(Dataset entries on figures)
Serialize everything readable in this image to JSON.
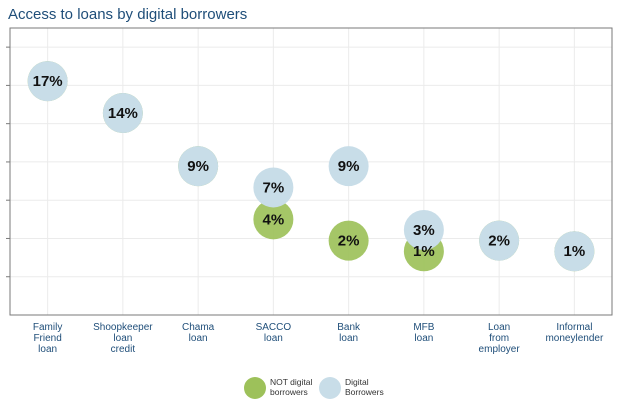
{
  "chart_data": {
    "type": "scatter",
    "title": "Access to loans by digital borrowers",
    "categories": [
      [
        "Family",
        "Friend",
        "loan"
      ],
      [
        "Shoopkeeper",
        "loan",
        "credit"
      ],
      [
        "Chama",
        "loan"
      ],
      [
        "SACCO",
        "loan"
      ],
      [
        "Bank",
        "loan"
      ],
      [
        "MFB",
        "loan"
      ],
      [
        "Loan",
        "from",
        "employer"
      ],
      [
        "Informal",
        "moneylender"
      ]
    ],
    "series": [
      {
        "name_lines": [
          "NOT digital",
          "borrowers"
        ],
        "color": "#9dc15a",
        "values": [
          17,
          14,
          9,
          4,
          2,
          1,
          2,
          1
        ],
        "labels": [
          "17%",
          "14%",
          "9%",
          "4%",
          "2%",
          "1%",
          "",
          "1%"
        ]
      },
      {
        "name_lines": [
          "Digital",
          "Borrowers"
        ],
        "color": "#c8dde8",
        "values": [
          17,
          14,
          9,
          7,
          9,
          3,
          2,
          1
        ],
        "labels": [
          "",
          "",
          "",
          "7%",
          "9%",
          "3%",
          "2%",
          ""
        ]
      }
    ],
    "ylim": [
      -5,
      22
    ],
    "grid": true,
    "legend_position": "bottom"
  }
}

• THE REQUEST
Copy out all the entries exactly. Images stay out of the copy.

• THE COMPLETED TASK
Serialize everything readable in this image to JSON.
{
  "chart_data": {
    "type": "scatter",
    "title": "Access to loans by digital borrowers",
    "categories": [
      [
        "Family",
        "Friend",
        "loan"
      ],
      [
        "Shoopkeeper",
        "loan",
        "credit"
      ],
      [
        "Chama",
        "loan"
      ],
      [
        "SACCO",
        "loan"
      ],
      [
        "Bank",
        "loan"
      ],
      [
        "MFB",
        "loan"
      ],
      [
        "Loan",
        "from",
        "employer"
      ],
      [
        "Informal",
        "moneylender"
      ]
    ],
    "series": [
      {
        "name_lines": [
          "NOT digital",
          "borrowers"
        ],
        "color": "#9dc15a",
        "values": [
          17,
          14,
          9,
          4,
          2,
          1,
          2,
          1
        ],
        "labels": [
          "17%",
          "14%",
          "9%",
          "4%",
          "2%",
          "1%",
          "",
          "1%"
        ]
      },
      {
        "name_lines": [
          "Digital",
          "Borrowers"
        ],
        "color": "#c8dde8",
        "values": [
          17,
          14,
          9,
          7,
          9,
          3,
          2,
          1
        ],
        "labels": [
          "",
          "",
          "",
          "7%",
          "9%",
          "3%",
          "2%",
          ""
        ]
      }
    ],
    "ylim": [
      -5,
      22
    ],
    "grid": true,
    "legend_position": "bottom"
  }
}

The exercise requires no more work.